**DIRECTIONS FOR THIS TASK**.
Output each line of the material exactly as it stands.

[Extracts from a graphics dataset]
○ ○ ○ ○ ○ ○ ○

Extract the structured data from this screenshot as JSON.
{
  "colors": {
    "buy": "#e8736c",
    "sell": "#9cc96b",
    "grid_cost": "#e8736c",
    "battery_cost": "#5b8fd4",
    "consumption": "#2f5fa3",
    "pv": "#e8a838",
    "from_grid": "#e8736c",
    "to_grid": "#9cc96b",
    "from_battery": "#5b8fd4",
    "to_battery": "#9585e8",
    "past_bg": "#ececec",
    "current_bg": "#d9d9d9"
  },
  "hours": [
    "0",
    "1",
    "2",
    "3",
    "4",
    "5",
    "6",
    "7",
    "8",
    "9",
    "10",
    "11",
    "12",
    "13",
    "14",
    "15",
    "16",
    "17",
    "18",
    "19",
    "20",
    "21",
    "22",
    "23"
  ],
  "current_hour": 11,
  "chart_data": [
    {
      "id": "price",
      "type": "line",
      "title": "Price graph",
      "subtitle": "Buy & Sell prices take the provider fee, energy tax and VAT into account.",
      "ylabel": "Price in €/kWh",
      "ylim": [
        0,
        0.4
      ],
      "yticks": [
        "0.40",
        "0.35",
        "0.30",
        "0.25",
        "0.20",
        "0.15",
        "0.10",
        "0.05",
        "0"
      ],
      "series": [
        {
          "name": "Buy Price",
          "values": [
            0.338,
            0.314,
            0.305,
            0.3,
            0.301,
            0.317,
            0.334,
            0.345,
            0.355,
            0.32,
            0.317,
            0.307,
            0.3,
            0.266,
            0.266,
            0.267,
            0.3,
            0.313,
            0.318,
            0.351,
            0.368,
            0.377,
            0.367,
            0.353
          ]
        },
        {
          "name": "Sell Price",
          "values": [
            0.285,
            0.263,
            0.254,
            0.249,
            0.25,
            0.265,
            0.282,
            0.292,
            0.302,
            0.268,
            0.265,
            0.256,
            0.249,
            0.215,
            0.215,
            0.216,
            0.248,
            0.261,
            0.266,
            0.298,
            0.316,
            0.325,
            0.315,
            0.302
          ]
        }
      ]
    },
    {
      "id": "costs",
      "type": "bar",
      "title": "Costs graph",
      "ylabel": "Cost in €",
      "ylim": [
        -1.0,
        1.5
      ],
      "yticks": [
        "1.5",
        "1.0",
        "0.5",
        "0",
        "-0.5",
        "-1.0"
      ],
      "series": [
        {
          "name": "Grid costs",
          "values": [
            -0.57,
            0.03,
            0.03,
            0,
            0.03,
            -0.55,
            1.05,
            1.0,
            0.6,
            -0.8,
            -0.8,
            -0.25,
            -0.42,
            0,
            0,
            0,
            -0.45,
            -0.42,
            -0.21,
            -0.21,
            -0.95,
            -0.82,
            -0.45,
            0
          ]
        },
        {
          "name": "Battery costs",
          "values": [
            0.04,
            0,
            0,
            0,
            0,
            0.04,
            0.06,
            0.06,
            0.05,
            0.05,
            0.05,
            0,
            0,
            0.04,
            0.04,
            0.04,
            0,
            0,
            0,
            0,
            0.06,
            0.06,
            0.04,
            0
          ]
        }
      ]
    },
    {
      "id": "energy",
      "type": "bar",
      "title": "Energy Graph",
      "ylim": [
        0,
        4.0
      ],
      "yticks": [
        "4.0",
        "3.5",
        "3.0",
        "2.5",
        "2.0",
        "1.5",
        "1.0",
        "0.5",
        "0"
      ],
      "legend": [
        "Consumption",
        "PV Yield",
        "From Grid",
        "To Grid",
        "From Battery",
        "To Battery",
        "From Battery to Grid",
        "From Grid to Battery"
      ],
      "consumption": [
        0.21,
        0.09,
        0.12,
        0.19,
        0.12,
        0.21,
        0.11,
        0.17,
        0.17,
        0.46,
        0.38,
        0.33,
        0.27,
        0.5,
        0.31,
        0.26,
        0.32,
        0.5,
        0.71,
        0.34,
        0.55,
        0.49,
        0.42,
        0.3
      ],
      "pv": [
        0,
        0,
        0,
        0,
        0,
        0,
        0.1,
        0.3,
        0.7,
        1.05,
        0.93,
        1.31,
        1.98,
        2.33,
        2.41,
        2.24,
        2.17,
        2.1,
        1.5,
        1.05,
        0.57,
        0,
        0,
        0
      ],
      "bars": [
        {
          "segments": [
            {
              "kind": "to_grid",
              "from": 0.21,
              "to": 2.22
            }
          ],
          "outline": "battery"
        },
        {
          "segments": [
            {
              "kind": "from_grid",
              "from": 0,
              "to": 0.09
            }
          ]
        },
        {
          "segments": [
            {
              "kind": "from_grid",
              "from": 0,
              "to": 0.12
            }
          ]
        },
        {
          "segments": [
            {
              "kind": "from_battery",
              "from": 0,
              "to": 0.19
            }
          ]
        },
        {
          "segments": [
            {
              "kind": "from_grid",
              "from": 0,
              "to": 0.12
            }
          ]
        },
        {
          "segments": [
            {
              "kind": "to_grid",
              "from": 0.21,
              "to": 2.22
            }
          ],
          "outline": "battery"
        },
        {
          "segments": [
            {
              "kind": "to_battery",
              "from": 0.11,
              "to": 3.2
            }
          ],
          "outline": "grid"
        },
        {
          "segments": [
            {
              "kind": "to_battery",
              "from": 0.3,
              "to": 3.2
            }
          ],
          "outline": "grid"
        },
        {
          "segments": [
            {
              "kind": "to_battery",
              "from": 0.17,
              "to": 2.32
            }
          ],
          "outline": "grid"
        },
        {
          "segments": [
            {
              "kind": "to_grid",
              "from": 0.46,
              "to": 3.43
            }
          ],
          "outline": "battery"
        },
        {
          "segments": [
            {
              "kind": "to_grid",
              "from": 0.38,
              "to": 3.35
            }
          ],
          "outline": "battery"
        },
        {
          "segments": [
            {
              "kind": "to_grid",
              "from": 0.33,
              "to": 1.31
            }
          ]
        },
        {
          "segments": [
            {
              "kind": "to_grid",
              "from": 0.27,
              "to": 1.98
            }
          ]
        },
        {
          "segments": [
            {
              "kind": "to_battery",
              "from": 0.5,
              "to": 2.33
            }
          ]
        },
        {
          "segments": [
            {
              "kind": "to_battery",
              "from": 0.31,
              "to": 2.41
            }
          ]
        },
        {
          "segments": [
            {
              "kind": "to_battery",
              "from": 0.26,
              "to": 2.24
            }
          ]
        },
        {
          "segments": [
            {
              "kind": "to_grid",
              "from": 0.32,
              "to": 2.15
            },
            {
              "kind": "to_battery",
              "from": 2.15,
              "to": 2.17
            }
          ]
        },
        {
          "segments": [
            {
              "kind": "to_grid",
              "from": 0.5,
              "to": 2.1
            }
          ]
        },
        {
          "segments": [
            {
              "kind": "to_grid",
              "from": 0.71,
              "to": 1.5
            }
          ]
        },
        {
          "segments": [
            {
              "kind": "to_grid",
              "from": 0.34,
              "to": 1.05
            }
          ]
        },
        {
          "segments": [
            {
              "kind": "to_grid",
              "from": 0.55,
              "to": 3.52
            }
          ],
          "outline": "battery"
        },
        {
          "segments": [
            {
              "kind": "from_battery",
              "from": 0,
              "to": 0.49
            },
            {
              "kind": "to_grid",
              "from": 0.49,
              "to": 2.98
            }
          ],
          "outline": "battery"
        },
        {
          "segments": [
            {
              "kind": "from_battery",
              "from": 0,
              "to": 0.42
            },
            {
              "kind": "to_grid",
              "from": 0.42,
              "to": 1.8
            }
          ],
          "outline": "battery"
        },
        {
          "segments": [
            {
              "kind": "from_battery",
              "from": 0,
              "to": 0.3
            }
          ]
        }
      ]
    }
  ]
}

○ ○ ○ ○ ○ ○ ○

**ANSWER BELOW**.
Extract the structured data from this screenshot as JSON.
{
  "colors": {
    "buy": "#e8736c",
    "sell": "#9cc96b",
    "grid_cost": "#e8736c",
    "battery_cost": "#5b8fd4",
    "consumption": "#2f5fa3",
    "pv": "#e8a838",
    "from_grid": "#e8736c",
    "to_grid": "#9cc96b",
    "from_battery": "#5b8fd4",
    "to_battery": "#9585e8",
    "past_bg": "#ececec",
    "current_bg": "#d9d9d9"
  },
  "hours": [
    "0",
    "1",
    "2",
    "3",
    "4",
    "5",
    "6",
    "7",
    "8",
    "9",
    "10",
    "11",
    "12",
    "13",
    "14",
    "15",
    "16",
    "17",
    "18",
    "19",
    "20",
    "21",
    "22",
    "23"
  ],
  "current_hour": 11,
  "chart_data": [
    {
      "id": "price",
      "type": "line",
      "title": "Price graph",
      "subtitle": "Buy & Sell prices take the provider fee, energy tax and VAT into account.",
      "ylabel": "Price in €/kWh",
      "ylim": [
        0,
        0.4
      ],
      "yticks": [
        "0.40",
        "0.35",
        "0.30",
        "0.25",
        "0.20",
        "0.15",
        "0.10",
        "0.05",
        "0"
      ],
      "series": [
        {
          "name": "Buy Price",
          "values": [
            0.338,
            0.314,
            0.305,
            0.3,
            0.301,
            0.317,
            0.334,
            0.345,
            0.355,
            0.32,
            0.317,
            0.307,
            0.3,
            0.266,
            0.266,
            0.267,
            0.3,
            0.313,
            0.318,
            0.351,
            0.368,
            0.377,
            0.367,
            0.353
          ]
        },
        {
          "name": "Sell Price",
          "values": [
            0.285,
            0.263,
            0.254,
            0.249,
            0.25,
            0.265,
            0.282,
            0.292,
            0.302,
            0.268,
            0.265,
            0.256,
            0.249,
            0.215,
            0.215,
            0.216,
            0.248,
            0.261,
            0.266,
            0.298,
            0.316,
            0.325,
            0.315,
            0.302
          ]
        }
      ]
    },
    {
      "id": "costs",
      "type": "bar",
      "title": "Costs graph",
      "ylabel": "Cost in €",
      "ylim": [
        -1.0,
        1.5
      ],
      "yticks": [
        "1.5",
        "1.0",
        "0.5",
        "0",
        "-0.5",
        "-1.0"
      ],
      "series": [
        {
          "name": "Grid costs",
          "values": [
            -0.57,
            0.03,
            0.03,
            0,
            0.03,
            -0.55,
            1.05,
            1.0,
            0.6,
            -0.8,
            -0.8,
            -0.25,
            -0.42,
            0,
            0,
            0,
            -0.45,
            -0.42,
            -0.21,
            -0.21,
            -0.95,
            -0.82,
            -0.45,
            0
          ]
        },
        {
          "name": "Battery costs",
          "values": [
            0.04,
            0,
            0,
            0,
            0,
            0.04,
            0.06,
            0.06,
            0.05,
            0.05,
            0.05,
            0,
            0,
            0.04,
            0.04,
            0.04,
            0,
            0,
            0,
            0,
            0.06,
            0.06,
            0.04,
            0
          ]
        }
      ]
    },
    {
      "id": "energy",
      "type": "bar",
      "title": "Energy Graph",
      "ylim": [
        0,
        4.0
      ],
      "yticks": [
        "4.0",
        "3.5",
        "3.0",
        "2.5",
        "2.0",
        "1.5",
        "1.0",
        "0.5",
        "0"
      ],
      "legend": [
        "Consumption",
        "PV Yield",
        "From Grid",
        "To Grid",
        "From Battery",
        "To Battery",
        "From Battery to Grid",
        "From Grid to Battery"
      ],
      "consumption": [
        0.21,
        0.09,
        0.12,
        0.19,
        0.12,
        0.21,
        0.11,
        0.17,
        0.17,
        0.46,
        0.38,
        0.33,
        0.27,
        0.5,
        0.31,
        0.26,
        0.32,
        0.5,
        0.71,
        0.34,
        0.55,
        0.49,
        0.42,
        0.3
      ],
      "pv": [
        0,
        0,
        0,
        0,
        0,
        0,
        0.1,
        0.3,
        0.7,
        1.05,
        0.93,
        1.31,
        1.98,
        2.33,
        2.41,
        2.24,
        2.17,
        2.1,
        1.5,
        1.05,
        0.57,
        0,
        0,
        0
      ],
      "bars": [
        {
          "segments": [
            {
              "kind": "to_grid",
              "from": 0.21,
              "to": 2.22
            }
          ],
          "outline": "battery"
        },
        {
          "segments": [
            {
              "kind": "from_grid",
              "from": 0,
              "to": 0.09
            }
          ]
        },
        {
          "segments": [
            {
              "kind": "from_grid",
              "from": 0,
              "to": 0.12
            }
          ]
        },
        {
          "segments": [
            {
              "kind": "from_battery",
              "from": 0,
              "to": 0.19
            }
          ]
        },
        {
          "segments": [
            {
              "kind": "from_grid",
              "from": 0,
              "to": 0.12
            }
          ]
        },
        {
          "segments": [
            {
              "kind": "to_grid",
              "from": 0.21,
              "to": 2.22
            }
          ],
          "outline": "battery"
        },
        {
          "segments": [
            {
              "kind": "to_battery",
              "from": 0.11,
              "to": 3.2
            }
          ],
          "outline": "grid"
        },
        {
          "segments": [
            {
              "kind": "to_battery",
              "from": 0.3,
              "to": 3.2
            }
          ],
          "outline": "grid"
        },
        {
          "segments": [
            {
              "kind": "to_battery",
              "from": 0.17,
              "to": 2.32
            }
          ],
          "outline": "grid"
        },
        {
          "segments": [
            {
              "kind": "to_grid",
              "from": 0.46,
              "to": 3.43
            }
          ],
          "outline": "battery"
        },
        {
          "segments": [
            {
              "kind": "to_grid",
              "from": 0.38,
              "to": 3.35
            }
          ],
          "outline": "battery"
        },
        {
          "segments": [
            {
              "kind": "to_grid",
              "from": 0.33,
              "to": 1.31
            }
          ]
        },
        {
          "segments": [
            {
              "kind": "to_grid",
              "from": 0.27,
              "to": 1.98
            }
          ]
        },
        {
          "segments": [
            {
              "kind": "to_battery",
              "from": 0.5,
              "to": 2.33
            }
          ]
        },
        {
          "segments": [
            {
              "kind": "to_battery",
              "from": 0.31,
              "to": 2.41
            }
          ]
        },
        {
          "segments": [
            {
              "kind": "to_battery",
              "from": 0.26,
              "to": 2.24
            }
          ]
        },
        {
          "segments": [
            {
              "kind": "to_grid",
              "from": 0.32,
              "to": 2.15
            },
            {
              "kind": "to_battery",
              "from": 2.15,
              "to": 2.17
            }
          ]
        },
        {
          "segments": [
            {
              "kind": "to_grid",
              "from": 0.5,
              "to": 2.1
            }
          ]
        },
        {
          "segments": [
            {
              "kind": "to_grid",
              "from": 0.71,
              "to": 1.5
            }
          ]
        },
        {
          "segments": [
            {
              "kind": "to_grid",
              "from": 0.34,
              "to": 1.05
            }
          ]
        },
        {
          "segments": [
            {
              "kind": "to_grid",
              "from": 0.55,
              "to": 3.52
            }
          ],
          "outline": "battery"
        },
        {
          "segments": [
            {
              "kind": "from_battery",
              "from": 0,
              "to": 0.49
            },
            {
              "kind": "to_grid",
              "from": 0.49,
              "to": 2.98
            }
          ],
          "outline": "battery"
        },
        {
          "segments": [
            {
              "kind": "from_battery",
              "from": 0,
              "to": 0.42
            },
            {
              "kind": "to_grid",
              "from": 0.42,
              "to": 1.8
            }
          ],
          "outline": "battery"
        },
        {
          "segments": [
            {
              "kind": "from_battery",
              "from": 0,
              "to": 0.3
            }
          ]
        }
      ]
    }
  ]
}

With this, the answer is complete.